PROBLEM DETAILS: Retype every entry word for word.

Stored data entries:
BEGIN

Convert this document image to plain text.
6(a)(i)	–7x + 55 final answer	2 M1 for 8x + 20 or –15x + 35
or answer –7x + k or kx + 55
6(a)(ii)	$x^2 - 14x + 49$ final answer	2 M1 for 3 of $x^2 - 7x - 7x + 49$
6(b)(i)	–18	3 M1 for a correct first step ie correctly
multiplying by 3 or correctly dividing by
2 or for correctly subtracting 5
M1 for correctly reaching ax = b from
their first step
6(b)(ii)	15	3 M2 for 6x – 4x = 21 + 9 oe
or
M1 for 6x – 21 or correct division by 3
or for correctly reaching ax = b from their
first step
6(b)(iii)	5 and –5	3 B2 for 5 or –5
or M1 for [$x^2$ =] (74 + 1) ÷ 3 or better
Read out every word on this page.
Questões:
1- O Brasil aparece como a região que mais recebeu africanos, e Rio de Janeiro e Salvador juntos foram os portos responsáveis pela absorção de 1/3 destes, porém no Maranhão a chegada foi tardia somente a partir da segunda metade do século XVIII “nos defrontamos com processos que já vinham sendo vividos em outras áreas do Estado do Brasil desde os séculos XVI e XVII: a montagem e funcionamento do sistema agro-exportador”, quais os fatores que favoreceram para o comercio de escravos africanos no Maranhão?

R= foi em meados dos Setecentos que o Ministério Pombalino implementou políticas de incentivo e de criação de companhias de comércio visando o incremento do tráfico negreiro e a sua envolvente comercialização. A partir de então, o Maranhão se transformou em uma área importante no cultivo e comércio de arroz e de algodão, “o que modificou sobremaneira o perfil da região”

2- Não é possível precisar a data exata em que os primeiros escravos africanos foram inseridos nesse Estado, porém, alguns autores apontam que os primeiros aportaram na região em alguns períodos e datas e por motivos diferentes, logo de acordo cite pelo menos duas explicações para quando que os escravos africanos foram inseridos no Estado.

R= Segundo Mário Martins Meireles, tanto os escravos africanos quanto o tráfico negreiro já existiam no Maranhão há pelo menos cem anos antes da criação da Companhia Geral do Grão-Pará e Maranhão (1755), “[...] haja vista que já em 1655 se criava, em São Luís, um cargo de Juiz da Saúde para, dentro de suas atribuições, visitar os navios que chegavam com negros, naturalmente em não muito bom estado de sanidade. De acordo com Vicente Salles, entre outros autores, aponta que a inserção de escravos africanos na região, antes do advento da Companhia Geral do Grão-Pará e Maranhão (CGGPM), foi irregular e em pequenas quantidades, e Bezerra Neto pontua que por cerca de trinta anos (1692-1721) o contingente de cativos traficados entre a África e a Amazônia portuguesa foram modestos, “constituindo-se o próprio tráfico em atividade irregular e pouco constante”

END

TASK SOLUTION:
Convert this document image to plain text.
6(a)(i)	–7x + 55 final answer	2 M1 for 8x + 20 or –15x + 35
or answer –7x + k or kx + 55
6(a)(ii)	$x^2 - 14x + 49$ final answer	2 M1 for 3 of $x^2 - 7x - 7x + 49$
6(b)(i)	–18	3 M1 for a correct first step ie correctly
multiplying by 3 or correctly dividing by
2 or for correctly subtracting 5
M1 for correctly reaching ax = b from
their first step
6(b)(ii)	15	3 M2 for 6x – 4x = 21 + 9 oe
or
M1 for 6x – 21 or correct division by 3
or for correctly reaching ax = b from their
first step
6(b)(iii)	5 and –5	3 B2 for 5 or –5
or M1 for [$x^2$ =] (74 + 1) ÷ 3 or better
Read out every word on this page.
Questões:
1- O Brasil aparece como a região que mais recebeu africanos, e Rio de Janeiro e Salvador juntos foram os portos responsáveis pela absorção de 1/3 destes, porém no Maranhão a chegada foi tardia somente a partir da segunda metade do século XVIII “nos defrontamos com processos que já vinham sendo vividos em outras áreas do Estado do Brasil desde os séculos XVI e XVII: a montagem e funcionamento do sistema agro-exportador”, quais os fatores que favoreceram para o comercio de escravos africanos no Maranhão?

R= foi em meados dos Setecentos que o Ministério Pombalino implementou políticas de incentivo e de criação de companhias de comércio visando o incremento do tráfico negreiro e a sua envolvente comercialização. A partir de então, o Maranhão se transformou em uma área importante no cultivo e comércio de arroz e de algodão, “o que modificou sobremaneira o perfil da região”

2- Não é possível precisar a data exata em que os primeiros escravos africanos foram inseridos nesse Estado, porém, alguns autores apontam que os primeiros aportaram na região em alguns períodos e datas e por motivos diferentes, logo de acordo cite pelo menos duas explicações para quando que os escravos africanos foram inseridos no Estado.

R= Segundo Mário Martins Meireles, tanto os escravos africanos quanto o tráfico negreiro já existiam no Maranhão há pelo menos cem anos antes da criação da Companhia Geral do Grão-Pará e Maranhão (1755), “[...] haja vista que já em 1655 se criava, em São Luís, um cargo de Juiz da Saúde para, dentro de suas atribuições, visitar os navios que chegavam com negros, naturalmente em não muito bom estado de sanidade. De acordo com Vicente Salles, entre outros autores, aponta que a inserção de escravos africanos na região, antes do advento da Companhia Geral do Grão-Pará e Maranhão (CGGPM), foi irregular e em pequenas quantidades, e Bezerra Neto pontua que por cerca de trinta anos (1692-1721) o contingente de cativos traficados entre a África e a Amazônia portuguesa foram modestos, “constituindo-se o próprio tráfico em atividade irregular e pouco constante”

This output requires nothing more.